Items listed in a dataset
# # #

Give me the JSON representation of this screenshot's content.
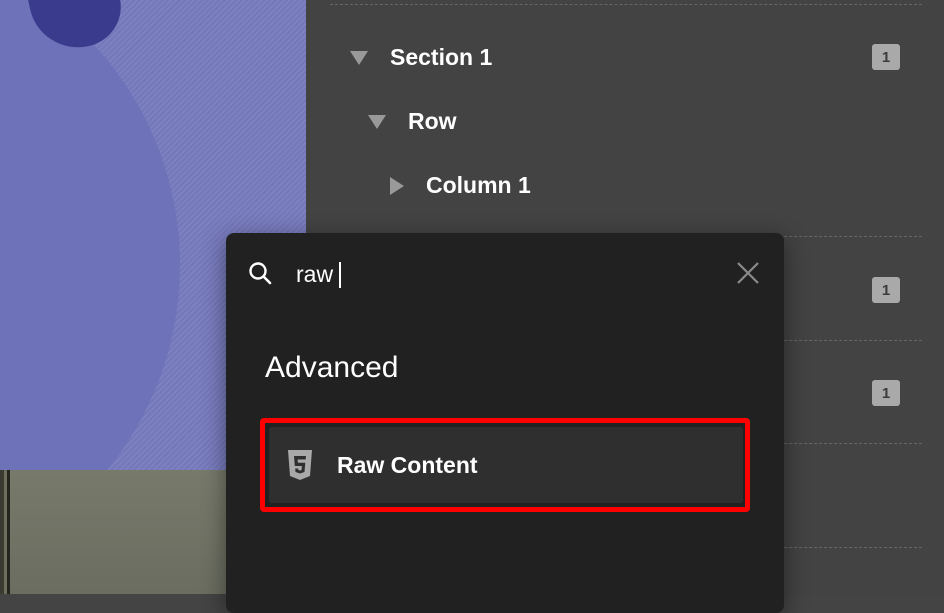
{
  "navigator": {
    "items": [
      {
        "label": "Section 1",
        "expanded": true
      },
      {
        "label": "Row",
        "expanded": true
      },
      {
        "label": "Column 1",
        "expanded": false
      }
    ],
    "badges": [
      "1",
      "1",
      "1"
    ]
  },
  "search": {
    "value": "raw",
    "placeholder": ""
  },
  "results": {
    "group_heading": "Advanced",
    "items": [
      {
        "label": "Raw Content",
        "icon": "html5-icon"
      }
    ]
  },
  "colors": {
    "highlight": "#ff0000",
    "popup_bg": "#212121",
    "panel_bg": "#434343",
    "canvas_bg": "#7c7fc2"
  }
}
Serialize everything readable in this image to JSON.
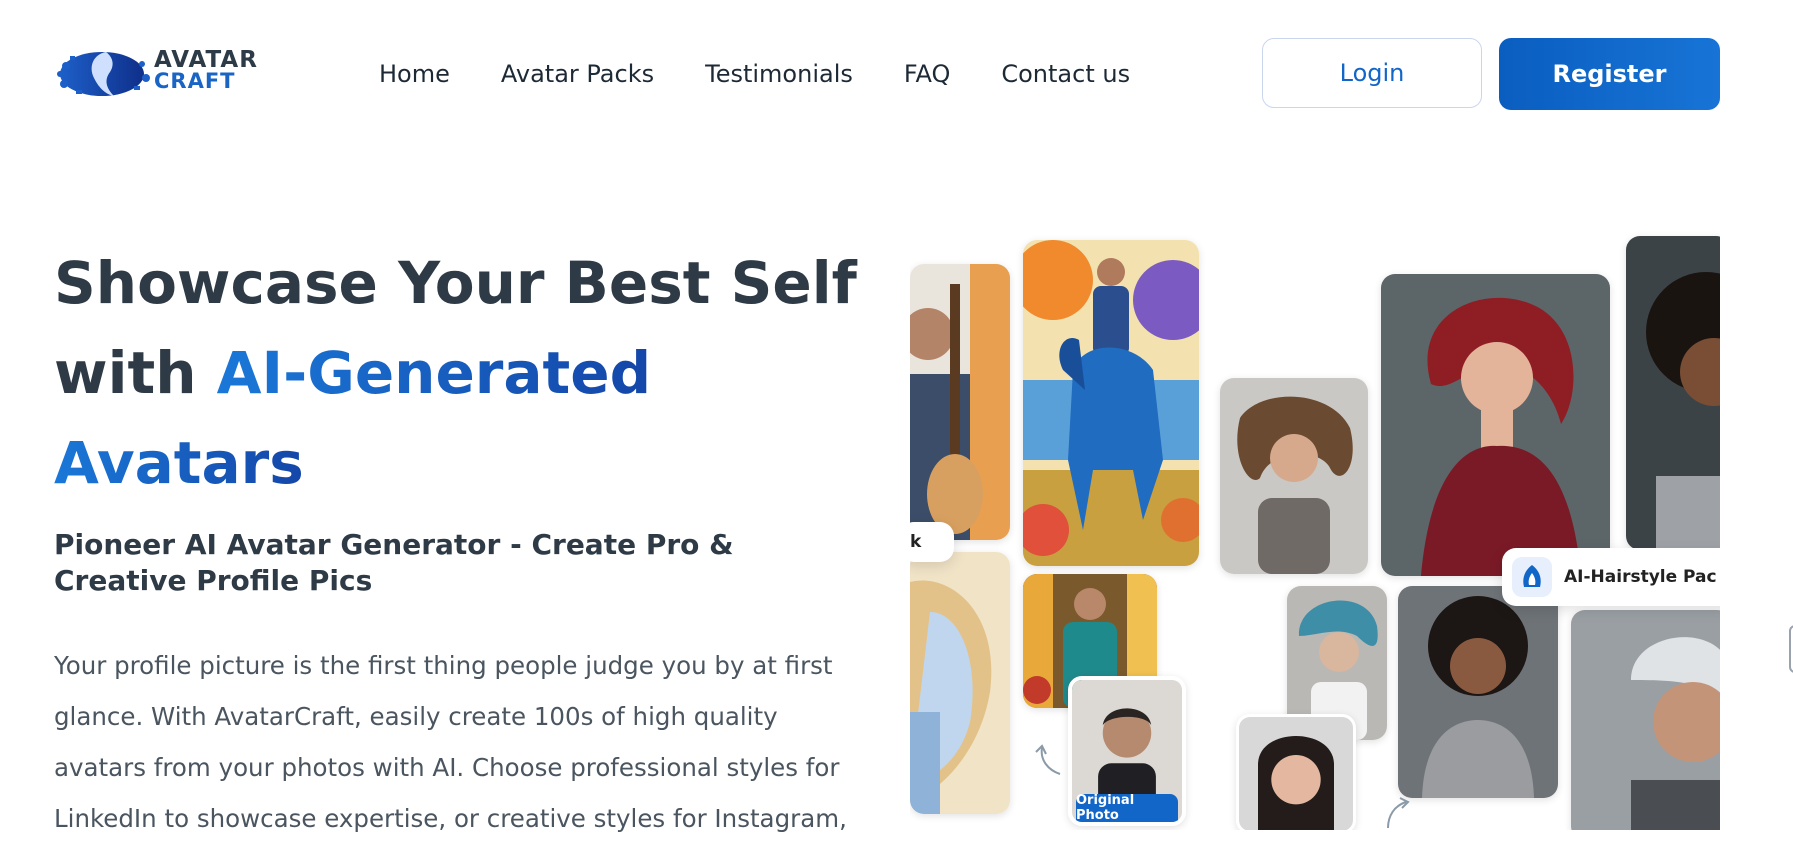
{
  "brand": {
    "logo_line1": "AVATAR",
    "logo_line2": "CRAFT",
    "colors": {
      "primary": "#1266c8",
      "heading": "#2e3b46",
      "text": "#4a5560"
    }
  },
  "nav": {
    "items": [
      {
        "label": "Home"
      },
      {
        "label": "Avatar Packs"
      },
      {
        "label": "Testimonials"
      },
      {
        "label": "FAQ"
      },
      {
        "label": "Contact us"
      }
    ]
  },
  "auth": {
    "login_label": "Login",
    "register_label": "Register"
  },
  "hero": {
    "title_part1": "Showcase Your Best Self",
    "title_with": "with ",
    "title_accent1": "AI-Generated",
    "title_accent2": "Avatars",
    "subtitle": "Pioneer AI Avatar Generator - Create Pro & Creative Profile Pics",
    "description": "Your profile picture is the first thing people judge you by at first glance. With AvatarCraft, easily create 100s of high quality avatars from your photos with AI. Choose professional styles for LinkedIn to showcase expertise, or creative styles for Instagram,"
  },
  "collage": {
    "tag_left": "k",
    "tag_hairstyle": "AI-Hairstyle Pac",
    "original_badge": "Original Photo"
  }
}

# # #

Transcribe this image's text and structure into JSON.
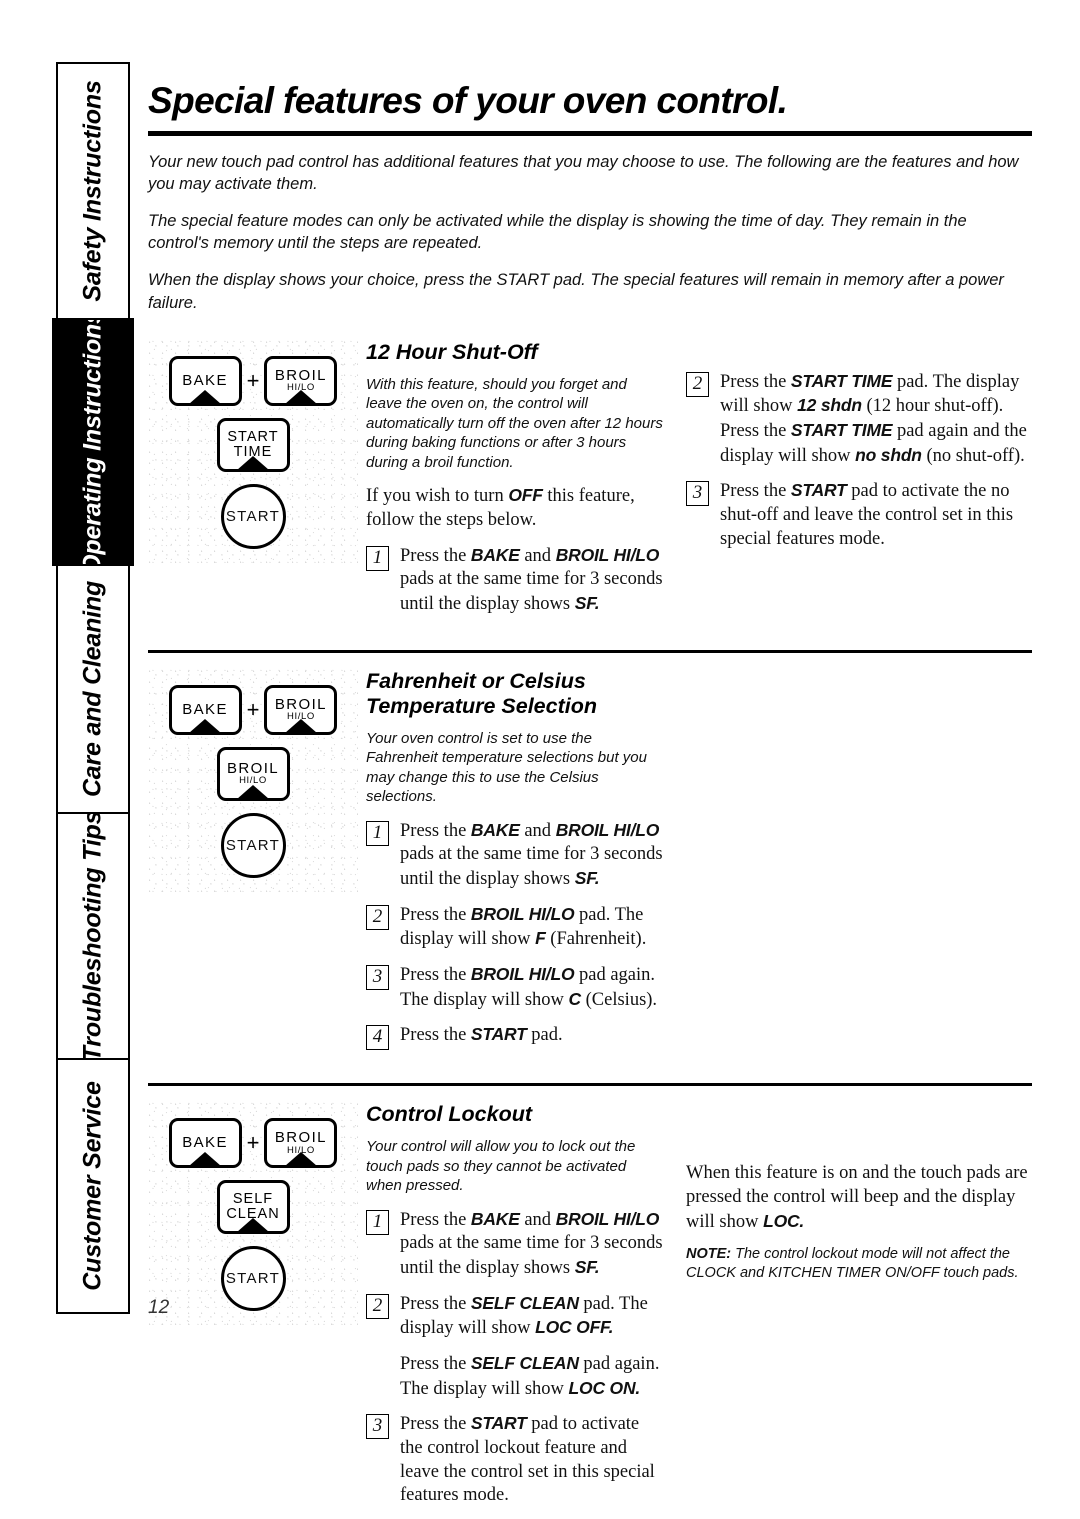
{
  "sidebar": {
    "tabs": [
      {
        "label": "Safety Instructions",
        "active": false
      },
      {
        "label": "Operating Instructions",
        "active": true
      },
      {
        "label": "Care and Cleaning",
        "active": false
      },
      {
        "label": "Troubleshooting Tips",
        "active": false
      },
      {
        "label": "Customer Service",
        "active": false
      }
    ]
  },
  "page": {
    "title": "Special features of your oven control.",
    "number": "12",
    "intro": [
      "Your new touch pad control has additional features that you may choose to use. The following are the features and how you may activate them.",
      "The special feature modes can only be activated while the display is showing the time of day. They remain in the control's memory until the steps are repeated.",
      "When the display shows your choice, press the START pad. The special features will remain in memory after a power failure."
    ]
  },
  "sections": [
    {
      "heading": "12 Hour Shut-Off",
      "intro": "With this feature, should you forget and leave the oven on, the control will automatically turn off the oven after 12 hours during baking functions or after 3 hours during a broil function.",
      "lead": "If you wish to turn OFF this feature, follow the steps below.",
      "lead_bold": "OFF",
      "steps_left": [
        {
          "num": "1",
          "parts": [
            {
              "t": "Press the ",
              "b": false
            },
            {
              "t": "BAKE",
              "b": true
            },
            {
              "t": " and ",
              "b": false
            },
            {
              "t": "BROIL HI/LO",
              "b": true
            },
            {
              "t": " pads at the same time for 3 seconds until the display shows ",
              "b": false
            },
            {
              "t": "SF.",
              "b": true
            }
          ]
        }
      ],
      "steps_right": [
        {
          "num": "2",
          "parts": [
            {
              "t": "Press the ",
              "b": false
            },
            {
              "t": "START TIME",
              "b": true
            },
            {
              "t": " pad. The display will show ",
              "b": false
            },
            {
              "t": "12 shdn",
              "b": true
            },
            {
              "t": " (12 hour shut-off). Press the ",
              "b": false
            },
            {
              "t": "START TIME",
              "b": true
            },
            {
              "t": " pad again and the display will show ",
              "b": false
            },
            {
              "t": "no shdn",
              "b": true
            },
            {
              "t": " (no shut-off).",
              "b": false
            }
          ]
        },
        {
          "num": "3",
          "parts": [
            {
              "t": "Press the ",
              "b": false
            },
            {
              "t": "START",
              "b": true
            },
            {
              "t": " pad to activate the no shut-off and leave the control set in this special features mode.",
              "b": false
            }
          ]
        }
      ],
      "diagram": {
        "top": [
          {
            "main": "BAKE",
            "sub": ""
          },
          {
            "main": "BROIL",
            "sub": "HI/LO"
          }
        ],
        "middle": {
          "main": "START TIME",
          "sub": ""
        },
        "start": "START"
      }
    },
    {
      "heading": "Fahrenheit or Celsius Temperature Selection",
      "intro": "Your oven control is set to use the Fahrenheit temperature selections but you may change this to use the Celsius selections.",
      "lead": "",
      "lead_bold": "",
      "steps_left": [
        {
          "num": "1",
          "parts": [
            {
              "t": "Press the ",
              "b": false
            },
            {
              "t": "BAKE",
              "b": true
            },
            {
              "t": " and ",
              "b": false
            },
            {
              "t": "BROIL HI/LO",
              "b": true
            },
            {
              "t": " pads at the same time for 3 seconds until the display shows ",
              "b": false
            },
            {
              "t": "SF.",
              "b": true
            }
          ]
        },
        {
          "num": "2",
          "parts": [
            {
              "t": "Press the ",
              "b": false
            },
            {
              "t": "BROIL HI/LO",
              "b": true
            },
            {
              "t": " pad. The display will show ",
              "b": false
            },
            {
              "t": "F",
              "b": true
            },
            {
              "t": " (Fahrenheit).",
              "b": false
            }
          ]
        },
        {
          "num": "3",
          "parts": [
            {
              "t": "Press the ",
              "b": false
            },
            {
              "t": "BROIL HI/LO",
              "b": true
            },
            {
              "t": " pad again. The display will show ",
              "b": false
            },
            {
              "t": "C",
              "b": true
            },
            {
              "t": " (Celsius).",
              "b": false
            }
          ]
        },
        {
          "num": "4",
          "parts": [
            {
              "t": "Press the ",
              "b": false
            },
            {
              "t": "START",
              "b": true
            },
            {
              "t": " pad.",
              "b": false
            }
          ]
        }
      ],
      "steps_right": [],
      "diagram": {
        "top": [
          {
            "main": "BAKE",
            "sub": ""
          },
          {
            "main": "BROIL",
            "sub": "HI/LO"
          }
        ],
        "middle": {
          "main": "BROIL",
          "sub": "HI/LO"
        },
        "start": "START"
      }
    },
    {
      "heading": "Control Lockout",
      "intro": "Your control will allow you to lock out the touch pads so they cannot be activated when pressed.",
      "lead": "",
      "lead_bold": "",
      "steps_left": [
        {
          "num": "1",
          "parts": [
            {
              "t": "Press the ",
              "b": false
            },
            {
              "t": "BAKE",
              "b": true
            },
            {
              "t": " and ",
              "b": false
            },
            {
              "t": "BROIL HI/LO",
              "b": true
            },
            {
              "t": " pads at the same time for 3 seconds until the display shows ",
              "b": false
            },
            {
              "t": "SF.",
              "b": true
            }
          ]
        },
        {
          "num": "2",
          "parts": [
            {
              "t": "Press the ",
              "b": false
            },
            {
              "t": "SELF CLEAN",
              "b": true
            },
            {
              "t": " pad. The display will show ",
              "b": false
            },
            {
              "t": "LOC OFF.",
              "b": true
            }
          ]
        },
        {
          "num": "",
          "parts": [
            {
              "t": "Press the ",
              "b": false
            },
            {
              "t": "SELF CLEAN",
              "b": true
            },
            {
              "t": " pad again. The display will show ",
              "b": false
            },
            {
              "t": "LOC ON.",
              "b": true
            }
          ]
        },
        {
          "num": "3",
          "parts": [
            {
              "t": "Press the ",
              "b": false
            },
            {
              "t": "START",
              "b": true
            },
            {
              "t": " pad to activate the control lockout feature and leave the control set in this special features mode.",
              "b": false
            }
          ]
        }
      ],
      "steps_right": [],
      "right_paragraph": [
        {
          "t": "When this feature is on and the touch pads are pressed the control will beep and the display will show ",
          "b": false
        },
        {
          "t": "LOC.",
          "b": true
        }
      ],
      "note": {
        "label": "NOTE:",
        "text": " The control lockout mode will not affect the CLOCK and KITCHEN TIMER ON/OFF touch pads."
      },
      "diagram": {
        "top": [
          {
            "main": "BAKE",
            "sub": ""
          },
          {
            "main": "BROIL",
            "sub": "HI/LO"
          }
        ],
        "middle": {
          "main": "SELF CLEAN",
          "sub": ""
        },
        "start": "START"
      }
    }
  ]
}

# # #

**Work to be completed:** Copy out each line of the records that holds the string "remain".

**Expected answer:**
      "The special feature modes can only be activated while the display is showing the time of day. They remain in the control's memory until the steps are repeated.",
      "When the display shows your choice, press the START pad. The special features will remain in memory after a power failure."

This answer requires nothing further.